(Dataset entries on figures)
──────────
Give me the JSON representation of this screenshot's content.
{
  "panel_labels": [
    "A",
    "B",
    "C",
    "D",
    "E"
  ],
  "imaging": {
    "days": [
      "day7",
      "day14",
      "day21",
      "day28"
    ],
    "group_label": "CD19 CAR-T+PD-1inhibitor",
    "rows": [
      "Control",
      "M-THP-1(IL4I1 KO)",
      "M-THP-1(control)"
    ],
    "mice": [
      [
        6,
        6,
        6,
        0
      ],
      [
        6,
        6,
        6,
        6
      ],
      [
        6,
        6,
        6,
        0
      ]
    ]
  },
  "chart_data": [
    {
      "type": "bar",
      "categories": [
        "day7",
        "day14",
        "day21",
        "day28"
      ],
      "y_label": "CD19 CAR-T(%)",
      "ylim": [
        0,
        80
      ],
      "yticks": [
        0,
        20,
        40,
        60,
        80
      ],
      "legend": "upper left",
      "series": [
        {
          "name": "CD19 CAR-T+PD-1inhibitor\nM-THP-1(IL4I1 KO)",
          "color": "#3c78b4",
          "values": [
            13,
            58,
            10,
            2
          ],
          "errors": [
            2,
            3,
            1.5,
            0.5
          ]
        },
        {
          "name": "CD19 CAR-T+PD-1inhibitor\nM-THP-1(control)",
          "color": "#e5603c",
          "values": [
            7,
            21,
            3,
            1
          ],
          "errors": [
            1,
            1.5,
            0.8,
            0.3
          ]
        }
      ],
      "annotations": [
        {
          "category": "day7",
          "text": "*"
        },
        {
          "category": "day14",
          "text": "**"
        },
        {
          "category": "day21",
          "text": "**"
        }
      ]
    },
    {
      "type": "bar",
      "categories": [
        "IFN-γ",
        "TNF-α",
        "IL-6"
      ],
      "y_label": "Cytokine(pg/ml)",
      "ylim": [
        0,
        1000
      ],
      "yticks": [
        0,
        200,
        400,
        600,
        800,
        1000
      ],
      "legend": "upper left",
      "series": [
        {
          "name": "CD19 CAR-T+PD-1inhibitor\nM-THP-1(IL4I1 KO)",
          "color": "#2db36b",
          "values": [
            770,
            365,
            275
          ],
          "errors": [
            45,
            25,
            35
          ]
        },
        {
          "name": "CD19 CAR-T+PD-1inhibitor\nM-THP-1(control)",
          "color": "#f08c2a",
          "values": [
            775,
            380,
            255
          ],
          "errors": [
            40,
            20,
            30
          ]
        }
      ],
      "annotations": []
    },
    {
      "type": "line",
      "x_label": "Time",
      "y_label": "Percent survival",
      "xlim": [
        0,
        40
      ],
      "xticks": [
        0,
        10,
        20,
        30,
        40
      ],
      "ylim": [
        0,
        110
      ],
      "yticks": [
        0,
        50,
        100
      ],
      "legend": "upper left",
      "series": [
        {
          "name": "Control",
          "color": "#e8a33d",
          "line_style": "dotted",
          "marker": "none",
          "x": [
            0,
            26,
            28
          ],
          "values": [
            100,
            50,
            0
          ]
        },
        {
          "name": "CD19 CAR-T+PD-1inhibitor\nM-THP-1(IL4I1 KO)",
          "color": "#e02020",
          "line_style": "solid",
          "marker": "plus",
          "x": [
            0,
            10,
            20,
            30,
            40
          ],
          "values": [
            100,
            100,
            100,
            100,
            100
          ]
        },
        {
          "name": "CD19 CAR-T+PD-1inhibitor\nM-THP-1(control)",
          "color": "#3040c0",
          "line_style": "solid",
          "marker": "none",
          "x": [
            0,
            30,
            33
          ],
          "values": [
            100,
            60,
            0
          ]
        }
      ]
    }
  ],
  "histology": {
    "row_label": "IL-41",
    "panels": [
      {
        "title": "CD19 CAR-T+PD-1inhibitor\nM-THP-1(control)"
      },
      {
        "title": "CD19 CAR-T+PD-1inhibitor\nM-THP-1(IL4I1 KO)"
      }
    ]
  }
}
──────────
◆ TASK DIRECTIONS ◆
Extract all of the data above and output it character for character.

◆ RESPONSE FOR THIS EXERCISE ◆
Give me the JSON representation of this screenshot's content.
{
  "panel_labels": [
    "A",
    "B",
    "C",
    "D",
    "E"
  ],
  "imaging": {
    "days": [
      "day7",
      "day14",
      "day21",
      "day28"
    ],
    "group_label": "CD19 CAR-T+PD-1inhibitor",
    "rows": [
      "Control",
      "M-THP-1(IL4I1 KO)",
      "M-THP-1(control)"
    ],
    "mice": [
      [
        6,
        6,
        6,
        0
      ],
      [
        6,
        6,
        6,
        6
      ],
      [
        6,
        6,
        6,
        0
      ]
    ]
  },
  "chart_data": [
    {
      "type": "bar",
      "categories": [
        "day7",
        "day14",
        "day21",
        "day28"
      ],
      "y_label": "CD19 CAR-T(%)",
      "ylim": [
        0,
        80
      ],
      "yticks": [
        0,
        20,
        40,
        60,
        80
      ],
      "legend": "upper left",
      "series": [
        {
          "name": "CD19 CAR-T+PD-1inhibitor\nM-THP-1(IL4I1 KO)",
          "color": "#3c78b4",
          "values": [
            13,
            58,
            10,
            2
          ],
          "errors": [
            2,
            3,
            1.5,
            0.5
          ]
        },
        {
          "name": "CD19 CAR-T+PD-1inhibitor\nM-THP-1(control)",
          "color": "#e5603c",
          "values": [
            7,
            21,
            3,
            1
          ],
          "errors": [
            1,
            1.5,
            0.8,
            0.3
          ]
        }
      ],
      "annotations": [
        {
          "category": "day7",
          "text": "*"
        },
        {
          "category": "day14",
          "text": "**"
        },
        {
          "category": "day21",
          "text": "**"
        }
      ]
    },
    {
      "type": "bar",
      "categories": [
        "IFN-γ",
        "TNF-α",
        "IL-6"
      ],
      "y_label": "Cytokine(pg/ml)",
      "ylim": [
        0,
        1000
      ],
      "yticks": [
        0,
        200,
        400,
        600,
        800,
        1000
      ],
      "legend": "upper left",
      "series": [
        {
          "name": "CD19 CAR-T+PD-1inhibitor\nM-THP-1(IL4I1 KO)",
          "color": "#2db36b",
          "values": [
            770,
            365,
            275
          ],
          "errors": [
            45,
            25,
            35
          ]
        },
        {
          "name": "CD19 CAR-T+PD-1inhibitor\nM-THP-1(control)",
          "color": "#f08c2a",
          "values": [
            775,
            380,
            255
          ],
          "errors": [
            40,
            20,
            30
          ]
        }
      ],
      "annotations": []
    },
    {
      "type": "line",
      "x_label": "Time",
      "y_label": "Percent survival",
      "xlim": [
        0,
        40
      ],
      "xticks": [
        0,
        10,
        20,
        30,
        40
      ],
      "ylim": [
        0,
        110
      ],
      "yticks": [
        0,
        50,
        100
      ],
      "legend": "upper left",
      "series": [
        {
          "name": "Control",
          "color": "#e8a33d",
          "line_style": "dotted",
          "marker": "none",
          "x": [
            0,
            26,
            28
          ],
          "values": [
            100,
            50,
            0
          ]
        },
        {
          "name": "CD19 CAR-T+PD-1inhibitor\nM-THP-1(IL4I1 KO)",
          "color": "#e02020",
          "line_style": "solid",
          "marker": "plus",
          "x": [
            0,
            10,
            20,
            30,
            40
          ],
          "values": [
            100,
            100,
            100,
            100,
            100
          ]
        },
        {
          "name": "CD19 CAR-T+PD-1inhibitor\nM-THP-1(control)",
          "color": "#3040c0",
          "line_style": "solid",
          "marker": "none",
          "x": [
            0,
            30,
            33
          ],
          "values": [
            100,
            60,
            0
          ]
        }
      ]
    }
  ],
  "histology": {
    "row_label": "IL-41",
    "panels": [
      {
        "title": "CD19 CAR-T+PD-1inhibitor\nM-THP-1(control)"
      },
      {
        "title": "CD19 CAR-T+PD-1inhibitor\nM-THP-1(IL4I1 KO)"
      }
    ]
  }
}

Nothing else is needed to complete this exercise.